(What you will do): Tally the lines that contain the string "Warp" and give the number by itself.

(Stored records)
________________________
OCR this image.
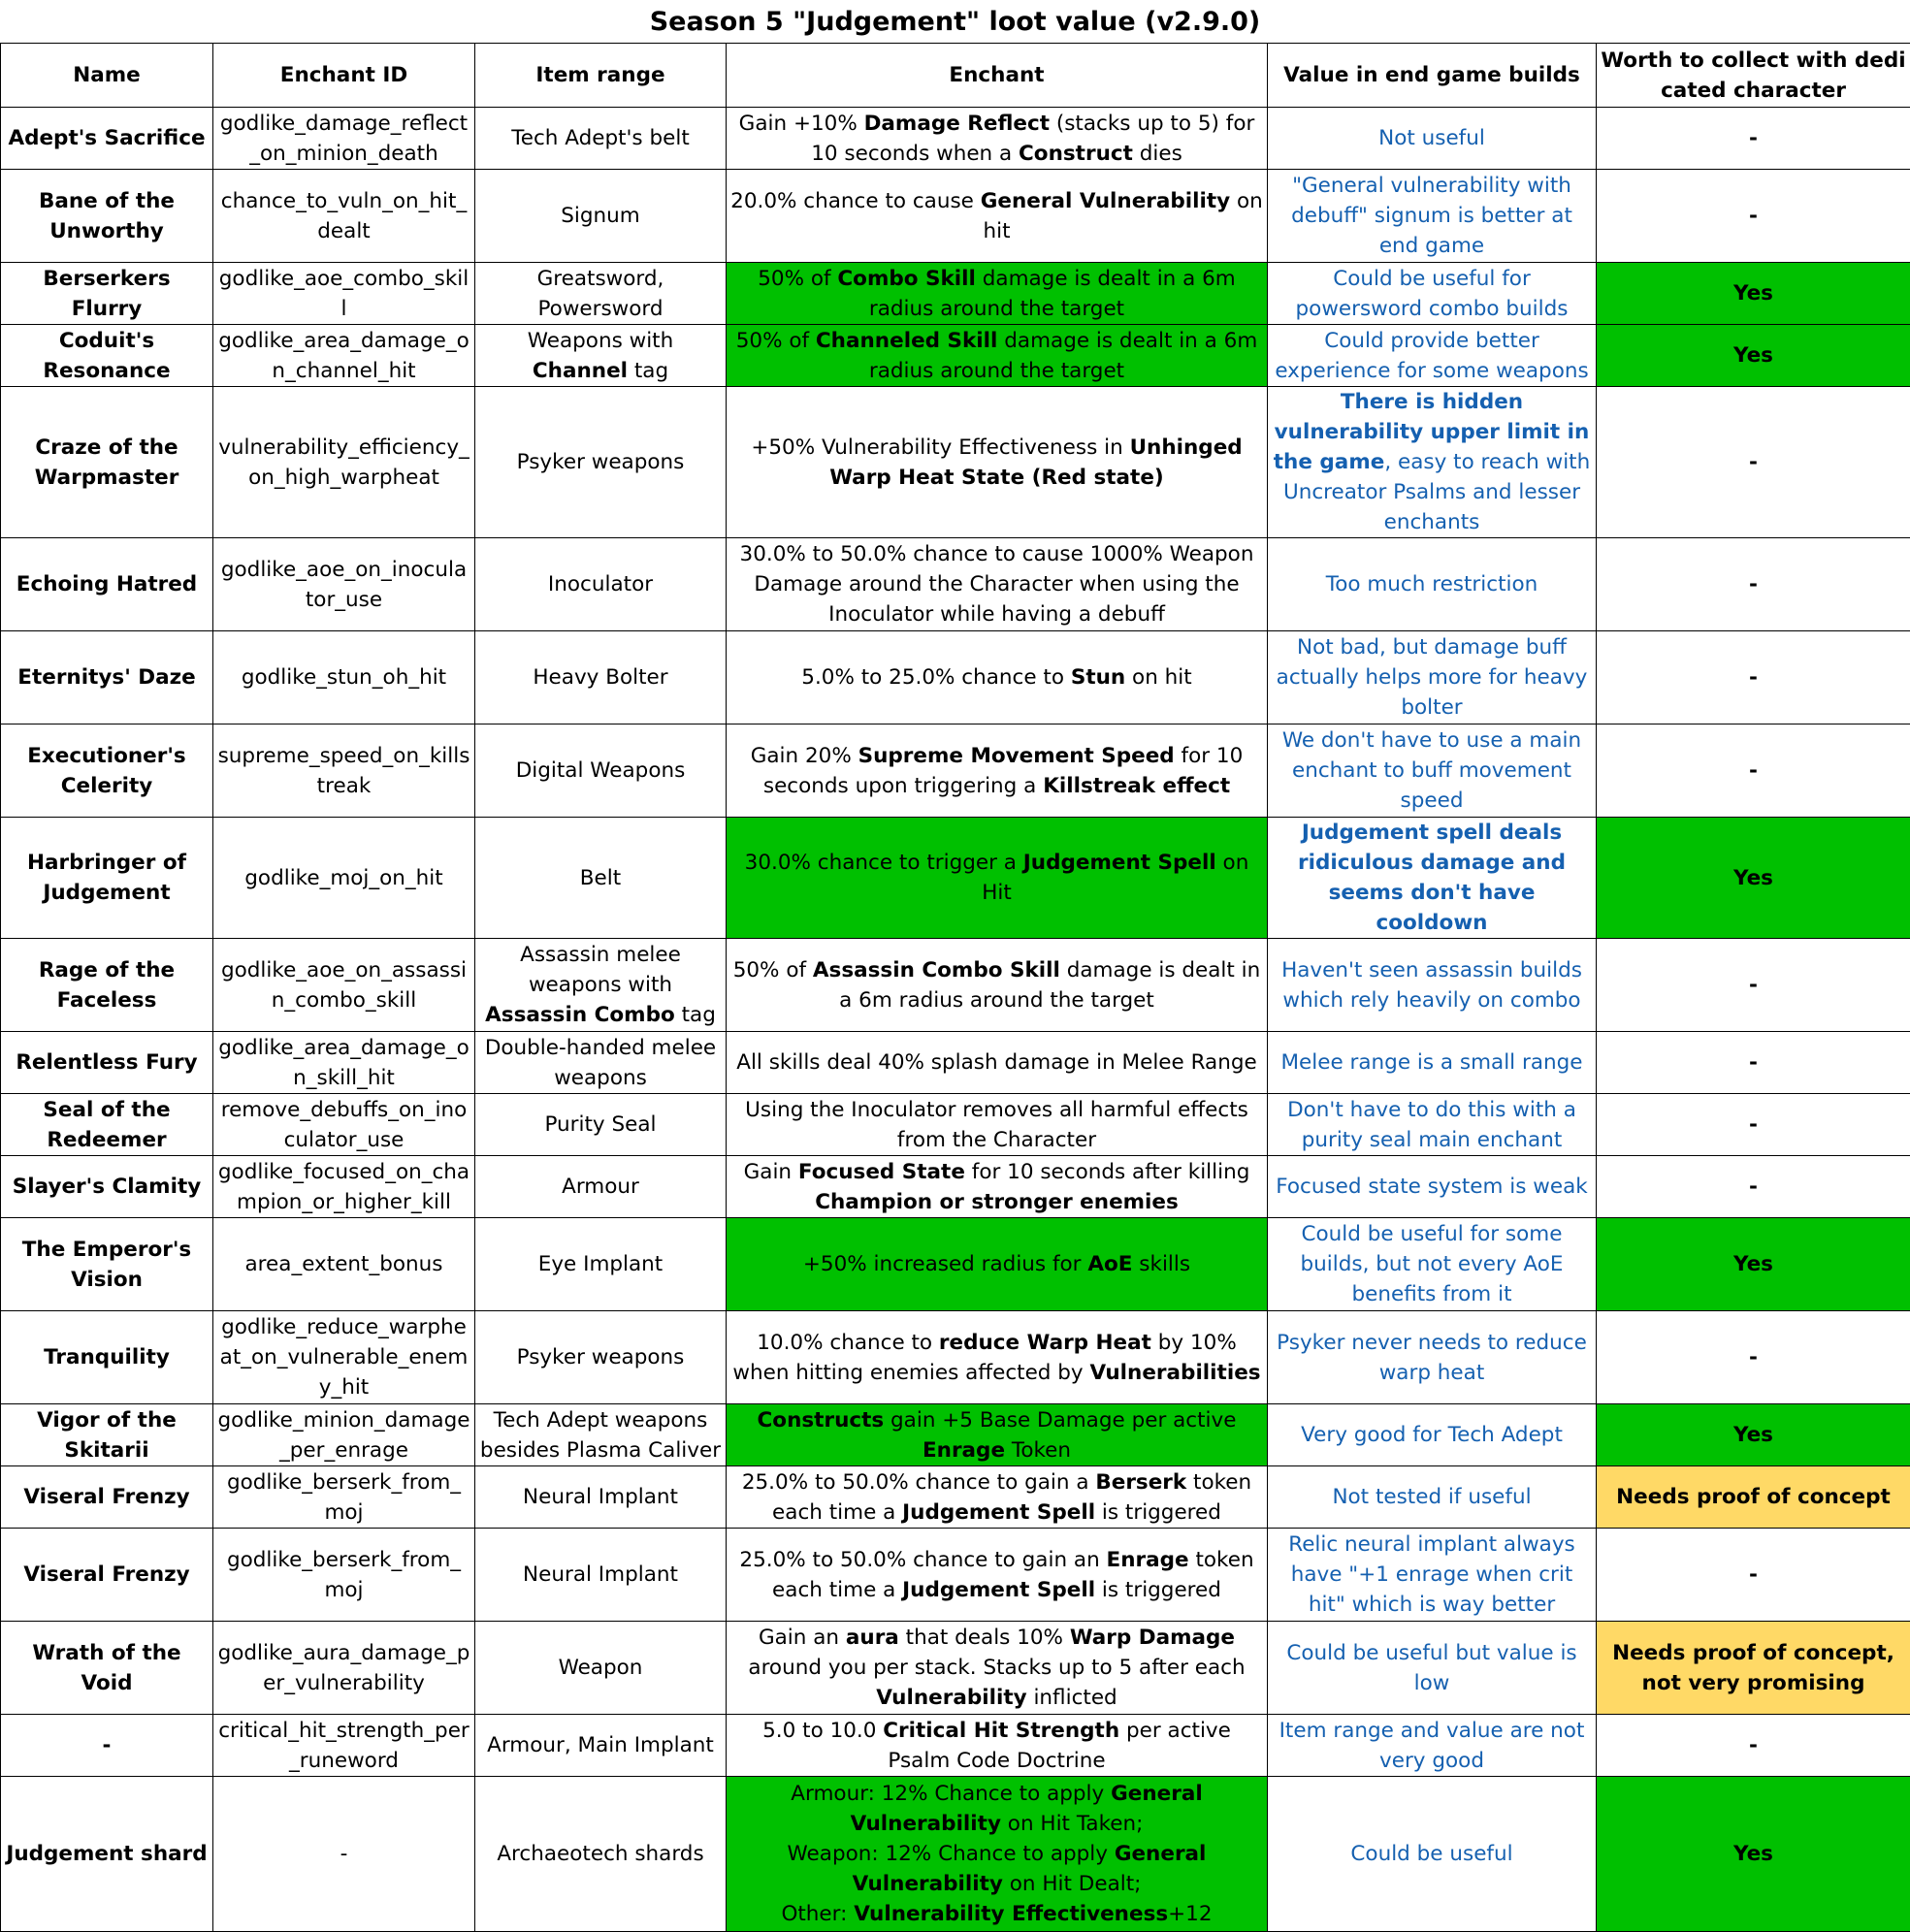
Season 5 "Judgement" loot value (v2.9.0)
Name	Enchant ID	Item range	Enchant	Value in end game builds	Worth to collect with dedicated character
Adept's Sacrifice	godlike_damage_reflect_on_minion_death	Tech Adept's belt	Gain +10% Damage Reflect (stacks up to 5) for 10 seconds when a Construct dies	Not useful	-
Bane of the Unworthy	chance_to_vuln_on_hit_dealt	Signum	20.0% chance to cause General Vulnerability on hit	"General vulnerability with debuff" signum is better at end game	-
Berserkers Flurry	godlike_aoe_combo_skill	Greatsword, Powersword	50% of Combo Skill damage is dealt in a 6m radius around the target	Could be useful for powersword combo builds	Yes
Coduit's Resonance	godlike_area_damage_on_channel_hit	Weapons with Channel tag	50% of Channeled Skill damage is dealt in a 6m radius around the target	Could provide better experience for some weapons	Yes
Craze of the Warpmaster	vulnerability_efficiency_on_high_warpheat	Psyker weapons	+50% Vulnerability Effectiveness in Unhinged Warp Heat State (Red state)	There is hidden vulnerability upper limit in the game, easy to reach with Uncreator Psalms and lesser enchants	-
Echoing Hatred	godlike_aoe_on_inoculator_use	Inoculator	30.0% to 50.0% chance to cause 1000% Weapon Damage around the Character when using the Inoculator while having a debuff	Too much restriction	-
Eternitys' Daze	godlike_stun_oh_hit	Heavy Bolter	5.0% to 25.0% chance to Stun on hit	Not bad, but damage buff actually helps more for heavy bolter	-
Executioner's Celerity	supreme_speed_on_killstreak	Digital Weapons	Gain 20% Supreme Movement Speed for 10 seconds upon triggering a Killstreak effect	We don't have to use a main enchant to buff movement speed	-
Harbringer of Judgement	godlike_moj_on_hit	Belt	30.0% chance to trigger a Judgement Spell on Hit	Judgement spell deals ridiculous damage and seems don't have cooldown	Yes
Rage of the Faceless	godlike_aoe_on_assassin_combo_skill	Assassin melee weapons with Assassin Combo tag	50% of Assassin Combo Skill damage is dealt in a 6m radius around the target	Haven't seen assassin builds which rely heavily on combo	-
Relentless Fury	godlike_area_damage_on_skill_hit	Double-handed melee weapons	All skills deal 40% splash damage in Melee Range	Melee range is a small range	-
Seal of the Redeemer	remove_debuffs_on_inoculator_use	Purity Seal	Using the Inoculator removes all harmful effects from the Character	Don't have to do this with a purity seal main enchant	-
Slayer's Clamity	godlike_focused_on_champion_or_higher_kill	Armour	Gain Focused State for 10 seconds after killing Champion or stronger enemies	Focused state system is weak	-
The Emperor's Vision	area_extent_bonus	Eye Implant	+50% increased radius for AoE skills	Could be useful for some builds, but not every AoE benefits from it	Yes
Tranquility	godlike_reduce_warpheat_on_vulnerable_enemy_hit	Psyker weapons	10.0% chance to reduce Warp Heat by 10% when hitting enemies affected by Vulnerabilities	Psyker never needs to reduce warp heat	-
Vigor of the Skitarii	godlike_minion_damage_per_enrage	Tech Adept weapons besides Plasma Caliver	Constructs gain +5 Base Damage per active Enrage Token	Very good for Tech Adept	Yes
Viseral Frenzy	godlike_berserk_from_moj	Neural Implant	25.0% to 50.0% chance to gain a Berserk token each time a Judgement Spell is triggered	Not tested if useful	Needs proof of concept
Viseral Frenzy	godlike_berserk_from_moj	Neural Implant	25.0% to 50.0% chance to gain an Enrage token each time a Judgement Spell is triggered	Relic neural implant always have "+1 enrage when crit hit" which is way better	-
Wrath of the Void	godlike_aura_damage_per_vulnerability	Weapon	Gain an aura that deals 10% Warp Damage around you per stack. Stacks up to 5 after each Vulnerability inflicted	Could be useful but value is low	Needs proof of concept, not very promising
-	critical_hit_strength_per_runeword	Armour, Main Implant	5.0 to 10.0 Critical Hit Strength per active Psalm Code Doctrine	Item range and value are not very good	-
Judgement shard	-	Archaeotech shards	Armour: 12% Chance to apply General Vulnerability on Hit Taken;
Weapon: 12% Chance to apply General Vulnerability on Hit Dealt;
Other: Vulnerability Effectiveness+12	Could be useful	Yes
________________________
(Exercise response): 3